What you should do:
Transcribe every line of the listing below without any deviation.

Record list:
-- Begin --
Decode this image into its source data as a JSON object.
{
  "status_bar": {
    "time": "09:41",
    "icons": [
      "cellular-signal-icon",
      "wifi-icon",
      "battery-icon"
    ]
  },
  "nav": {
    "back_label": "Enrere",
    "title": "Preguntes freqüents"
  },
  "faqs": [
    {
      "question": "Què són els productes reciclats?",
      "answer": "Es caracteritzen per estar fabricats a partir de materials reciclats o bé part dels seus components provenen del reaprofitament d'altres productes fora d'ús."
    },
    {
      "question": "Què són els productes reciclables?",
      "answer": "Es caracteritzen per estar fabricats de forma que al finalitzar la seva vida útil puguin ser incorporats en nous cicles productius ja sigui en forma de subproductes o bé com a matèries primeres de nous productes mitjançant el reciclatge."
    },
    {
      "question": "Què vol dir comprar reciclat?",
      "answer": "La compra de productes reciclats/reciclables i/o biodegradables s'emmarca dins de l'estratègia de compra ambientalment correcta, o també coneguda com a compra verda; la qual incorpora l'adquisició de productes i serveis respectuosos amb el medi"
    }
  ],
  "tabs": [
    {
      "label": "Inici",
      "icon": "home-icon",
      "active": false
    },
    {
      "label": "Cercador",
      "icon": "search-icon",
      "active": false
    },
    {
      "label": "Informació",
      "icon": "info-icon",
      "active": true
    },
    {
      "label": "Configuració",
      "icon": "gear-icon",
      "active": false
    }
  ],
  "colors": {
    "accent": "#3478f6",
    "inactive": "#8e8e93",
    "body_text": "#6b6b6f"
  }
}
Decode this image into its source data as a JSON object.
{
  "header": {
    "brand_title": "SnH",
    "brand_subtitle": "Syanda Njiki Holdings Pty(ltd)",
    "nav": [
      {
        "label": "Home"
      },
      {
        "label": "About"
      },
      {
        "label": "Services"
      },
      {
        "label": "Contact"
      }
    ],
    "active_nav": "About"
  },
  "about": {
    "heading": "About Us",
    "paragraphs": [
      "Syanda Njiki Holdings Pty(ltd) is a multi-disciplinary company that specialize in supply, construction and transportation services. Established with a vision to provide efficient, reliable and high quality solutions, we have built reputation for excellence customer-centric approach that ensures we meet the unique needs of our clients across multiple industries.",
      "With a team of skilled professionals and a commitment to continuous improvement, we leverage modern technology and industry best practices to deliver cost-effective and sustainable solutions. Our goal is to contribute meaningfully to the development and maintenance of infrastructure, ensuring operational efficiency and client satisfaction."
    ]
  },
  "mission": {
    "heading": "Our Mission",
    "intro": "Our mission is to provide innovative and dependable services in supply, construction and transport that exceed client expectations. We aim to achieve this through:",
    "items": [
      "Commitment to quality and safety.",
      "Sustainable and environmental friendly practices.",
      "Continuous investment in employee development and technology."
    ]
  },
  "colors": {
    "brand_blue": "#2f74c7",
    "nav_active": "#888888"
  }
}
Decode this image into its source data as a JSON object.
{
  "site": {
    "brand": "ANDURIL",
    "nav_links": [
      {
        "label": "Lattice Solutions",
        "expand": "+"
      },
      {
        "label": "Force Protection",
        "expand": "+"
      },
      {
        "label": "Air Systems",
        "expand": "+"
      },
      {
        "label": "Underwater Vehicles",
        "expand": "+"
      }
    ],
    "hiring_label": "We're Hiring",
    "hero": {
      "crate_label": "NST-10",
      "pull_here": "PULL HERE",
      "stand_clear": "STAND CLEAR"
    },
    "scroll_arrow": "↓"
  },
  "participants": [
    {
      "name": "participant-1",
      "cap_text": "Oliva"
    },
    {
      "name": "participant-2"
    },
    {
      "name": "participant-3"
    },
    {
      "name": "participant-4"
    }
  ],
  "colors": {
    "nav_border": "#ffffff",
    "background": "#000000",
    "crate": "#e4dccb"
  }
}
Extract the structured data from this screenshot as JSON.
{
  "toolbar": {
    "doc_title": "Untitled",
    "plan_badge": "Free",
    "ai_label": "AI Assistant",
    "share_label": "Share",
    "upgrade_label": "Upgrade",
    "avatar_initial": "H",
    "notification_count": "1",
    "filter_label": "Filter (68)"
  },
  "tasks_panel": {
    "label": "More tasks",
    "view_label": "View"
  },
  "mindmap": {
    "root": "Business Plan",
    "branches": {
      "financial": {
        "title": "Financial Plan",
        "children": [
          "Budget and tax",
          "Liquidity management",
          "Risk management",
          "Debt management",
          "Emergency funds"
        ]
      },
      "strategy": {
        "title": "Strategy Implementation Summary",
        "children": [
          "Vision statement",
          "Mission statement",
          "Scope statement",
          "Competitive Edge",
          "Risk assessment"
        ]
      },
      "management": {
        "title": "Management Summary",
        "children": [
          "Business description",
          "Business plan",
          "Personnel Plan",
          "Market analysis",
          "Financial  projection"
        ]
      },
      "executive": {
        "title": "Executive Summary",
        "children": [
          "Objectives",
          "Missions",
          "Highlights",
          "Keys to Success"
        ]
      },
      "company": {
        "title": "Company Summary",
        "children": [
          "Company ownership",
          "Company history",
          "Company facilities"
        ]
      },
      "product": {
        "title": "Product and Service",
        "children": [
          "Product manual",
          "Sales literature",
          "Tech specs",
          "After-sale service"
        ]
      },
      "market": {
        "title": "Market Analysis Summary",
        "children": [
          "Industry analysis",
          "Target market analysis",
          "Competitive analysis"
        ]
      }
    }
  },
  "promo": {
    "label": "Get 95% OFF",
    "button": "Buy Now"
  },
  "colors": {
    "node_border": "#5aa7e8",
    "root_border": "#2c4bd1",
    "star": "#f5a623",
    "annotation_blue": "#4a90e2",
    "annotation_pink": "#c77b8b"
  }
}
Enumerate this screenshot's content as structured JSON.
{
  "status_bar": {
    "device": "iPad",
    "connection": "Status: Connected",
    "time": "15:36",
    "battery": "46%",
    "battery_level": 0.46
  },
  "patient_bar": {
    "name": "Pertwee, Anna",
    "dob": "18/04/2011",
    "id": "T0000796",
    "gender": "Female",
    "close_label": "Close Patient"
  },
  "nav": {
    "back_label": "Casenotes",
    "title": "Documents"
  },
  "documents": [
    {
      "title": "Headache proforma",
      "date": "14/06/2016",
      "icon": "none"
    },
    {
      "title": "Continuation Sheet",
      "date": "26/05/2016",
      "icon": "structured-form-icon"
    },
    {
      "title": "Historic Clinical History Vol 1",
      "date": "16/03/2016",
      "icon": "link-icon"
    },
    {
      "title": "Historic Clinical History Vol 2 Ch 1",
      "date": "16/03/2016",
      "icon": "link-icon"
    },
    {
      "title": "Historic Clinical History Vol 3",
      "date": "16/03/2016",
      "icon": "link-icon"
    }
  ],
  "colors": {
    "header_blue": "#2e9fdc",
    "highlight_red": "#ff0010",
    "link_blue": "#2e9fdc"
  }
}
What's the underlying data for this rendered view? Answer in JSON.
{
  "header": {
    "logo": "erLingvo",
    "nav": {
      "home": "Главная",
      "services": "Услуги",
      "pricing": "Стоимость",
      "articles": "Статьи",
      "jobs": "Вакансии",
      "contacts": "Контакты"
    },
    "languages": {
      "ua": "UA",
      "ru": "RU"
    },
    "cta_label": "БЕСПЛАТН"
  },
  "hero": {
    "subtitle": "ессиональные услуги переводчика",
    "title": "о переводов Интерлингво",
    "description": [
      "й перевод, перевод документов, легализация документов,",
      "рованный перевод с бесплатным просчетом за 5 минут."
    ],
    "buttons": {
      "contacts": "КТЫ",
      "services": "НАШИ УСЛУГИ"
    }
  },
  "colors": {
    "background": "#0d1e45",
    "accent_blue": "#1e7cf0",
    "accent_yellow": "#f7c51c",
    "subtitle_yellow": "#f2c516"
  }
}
-- End --
Result of the exercise:
Decode this image into its source data as a JSON object.
{
  "status_bar": {
    "time": "09:41",
    "icons": [
      "cellular-signal-icon",
      "wifi-icon",
      "battery-icon"
    ]
  },
  "nav": {
    "back_label": "Enrere",
    "title": "Preguntes freqüents"
  },
  "faqs": [
    {
      "question": "Què són els productes reciclats?",
      "answer": "Es caracteritzen per estar fabricats a partir de materials reciclats o bé part dels seus components provenen del reaprofitament d'altres productes fora d'ús."
    },
    {
      "question": "Què són els productes reciclables?",
      "answer": "Es caracteritzen per estar fabricats de forma que al finalitzar la seva vida útil puguin ser incorporats en nous cicles productius ja sigui en forma de subproductes o bé com a matèries primeres de nous productes mitjançant el reciclatge."
    },
    {
      "question": "Què vol dir comprar reciclat?",
      "answer": "La compra de productes reciclats/reciclables i/o biodegradables s'emmarca dins de l'estratègia de compra ambientalment correcta, o també coneguda com a compra verda; la qual incorpora l'adquisició de productes i serveis respectuosos amb el medi"
    }
  ],
  "tabs": [
    {
      "label": "Inici",
      "icon": "home-icon",
      "active": false
    },
    {
      "label": "Cercador",
      "icon": "search-icon",
      "active": false
    },
    {
      "label": "Informació",
      "icon": "info-icon",
      "active": true
    },
    {
      "label": "Configuració",
      "icon": "gear-icon",
      "active": false
    }
  ],
  "colors": {
    "accent": "#3478f6",
    "inactive": "#8e8e93",
    "body_text": "#6b6b6f"
  }
}
Decode this image into its source data as a JSON object.
{
  "header": {
    "brand_title": "SnH",
    "brand_subtitle": "Syanda Njiki Holdings Pty(ltd)",
    "nav": [
      {
        "label": "Home"
      },
      {
        "label": "About"
      },
      {
        "label": "Services"
      },
      {
        "label": "Contact"
      }
    ],
    "active_nav": "About"
  },
  "about": {
    "heading": "About Us",
    "paragraphs": [
      "Syanda Njiki Holdings Pty(ltd) is a multi-disciplinary company that specialize in supply, construction and transportation services. Established with a vision to provide efficient, reliable and high quality solutions, we have built reputation for excellence customer-centric approach that ensures we meet the unique needs of our clients across multiple industries.",
      "With a team of skilled professionals and a commitment to continuous improvement, we leverage modern technology and industry best practices to deliver cost-effective and sustainable solutions. Our goal is to contribute meaningfully to the development and maintenance of infrastructure, ensuring operational efficiency and client satisfaction."
    ]
  },
  "mission": {
    "heading": "Our Mission",
    "intro": "Our mission is to provide innovative and dependable services in supply, construction and transport that exceed client expectations. We aim to achieve this through:",
    "items": [
      "Commitment to quality and safety.",
      "Sustainable and environmental friendly practices.",
      "Continuous investment in employee development and technology."
    ]
  },
  "colors": {
    "brand_blue": "#2f74c7",
    "nav_active": "#888888"
  }
}
Decode this image into its source data as a JSON object.
{
  "site": {
    "brand": "ANDURIL",
    "nav_links": [
      {
        "label": "Lattice Solutions",
        "expand": "+"
      },
      {
        "label": "Force Protection",
        "expand": "+"
      },
      {
        "label": "Air Systems",
        "expand": "+"
      },
      {
        "label": "Underwater Vehicles",
        "expand": "+"
      }
    ],
    "hiring_label": "We're Hiring",
    "hero": {
      "crate_label": "NST-10",
      "pull_here": "PULL HERE",
      "stand_clear": "STAND CLEAR"
    },
    "scroll_arrow": "↓"
  },
  "participants": [
    {
      "name": "participant-1",
      "cap_text": "Oliva"
    },
    {
      "name": "participant-2"
    },
    {
      "name": "participant-3"
    },
    {
      "name": "participant-4"
    }
  ],
  "colors": {
    "nav_border": "#ffffff",
    "background": "#000000",
    "crate": "#e4dccb"
  }
}
Extract the structured data from this screenshot as JSON.
{
  "toolbar": {
    "doc_title": "Untitled",
    "plan_badge": "Free",
    "ai_label": "AI Assistant",
    "share_label": "Share",
    "upgrade_label": "Upgrade",
    "avatar_initial": "H",
    "notification_count": "1",
    "filter_label": "Filter (68)"
  },
  "tasks_panel": {
    "label": "More tasks",
    "view_label": "View"
  },
  "mindmap": {
    "root": "Business Plan",
    "branches": {
      "financial": {
        "title": "Financial Plan",
        "children": [
          "Budget and tax",
          "Liquidity management",
          "Risk management",
          "Debt management",
          "Emergency funds"
        ]
      },
      "strategy": {
        "title": "Strategy Implementation Summary",
        "children": [
          "Vision statement",
          "Mission statement",
          "Scope statement",
          "Competitive Edge",
          "Risk assessment"
        ]
      },
      "management": {
        "title": "Management Summary",
        "children": [
          "Business description",
          "Business plan",
          "Personnel Plan",
          "Market analysis",
          "Financial  projection"
        ]
      },
      "executive": {
        "title": "Executive Summary",
        "children": [
          "Objectives",
          "Missions",
          "Highlights",
          "Keys to Success"
        ]
      },
      "company": {
        "title": "Company Summary",
        "children": [
          "Company ownership",
          "Company history",
          "Company facilities"
        ]
      },
      "product": {
        "title": "Product and Service",
        "children": [
          "Product manual",
          "Sales literature",
          "Tech specs",
          "After-sale service"
        ]
      },
      "market": {
        "title": "Market Analysis Summary",
        "children": [
          "Industry analysis",
          "Target market analysis",
          "Competitive analysis"
        ]
      }
    }
  },
  "promo": {
    "label": "Get 95% OFF",
    "button": "Buy Now"
  },
  "colors": {
    "node_border": "#5aa7e8",
    "root_border": "#2c4bd1",
    "star": "#f5a623",
    "annotation_blue": "#4a90e2",
    "annotation_pink": "#c77b8b"
  }
}
Enumerate this screenshot's content as structured JSON.
{
  "status_bar": {
    "device": "iPad",
    "connection": "Status: Connected",
    "time": "15:36",
    "battery": "46%",
    "battery_level": 0.46
  },
  "patient_bar": {
    "name": "Pertwee, Anna",
    "dob": "18/04/2011",
    "id": "T0000796",
    "gender": "Female",
    "close_label": "Close Patient"
  },
  "nav": {
    "back_label": "Casenotes",
    "title": "Documents"
  },
  "documents": [
    {
      "title": "Headache proforma",
      "date": "14/06/2016",
      "icon": "none"
    },
    {
      "title": "Continuation Sheet",
      "date": "26/05/2016",
      "icon": "structured-form-icon"
    },
    {
      "title": "Historic Clinical History Vol 1",
      "date": "16/03/2016",
      "icon": "link-icon"
    },
    {
      "title": "Historic Clinical History Vol 2 Ch 1",
      "date": "16/03/2016",
      "icon": "link-icon"
    },
    {
      "title": "Historic Clinical History Vol 3",
      "date": "16/03/2016",
      "icon": "link-icon"
    }
  ],
  "colors": {
    "header_blue": "#2e9fdc",
    "highlight_red": "#ff0010",
    "link_blue": "#2e9fdc"
  }
}
What's the underlying data for this rendered view? Answer in JSON.
{
  "header": {
    "logo": "erLingvo",
    "nav": {
      "home": "Главная",
      "services": "Услуги",
      "pricing": "Стоимость",
      "articles": "Статьи",
      "jobs": "Вакансии",
      "contacts": "Контакты"
    },
    "languages": {
      "ua": "UA",
      "ru": "RU"
    },
    "cta_label": "БЕСПЛАТН"
  },
  "hero": {
    "subtitle": "ессиональные услуги переводчика",
    "title": "о переводов Интерлингво",
    "description": [
      "й перевод, перевод документов, легализация документов,",
      "рованный перевод с бесплатным просчетом за 5 минут."
    ],
    "buttons": {
      "contacts": "КТЫ",
      "services": "НАШИ УСЛУГИ"
    }
  },
  "colors": {
    "background": "#0d1e45",
    "accent_blue": "#1e7cf0",
    "accent_yellow": "#f7c51c",
    "subtitle_yellow": "#f2c516"
  }
}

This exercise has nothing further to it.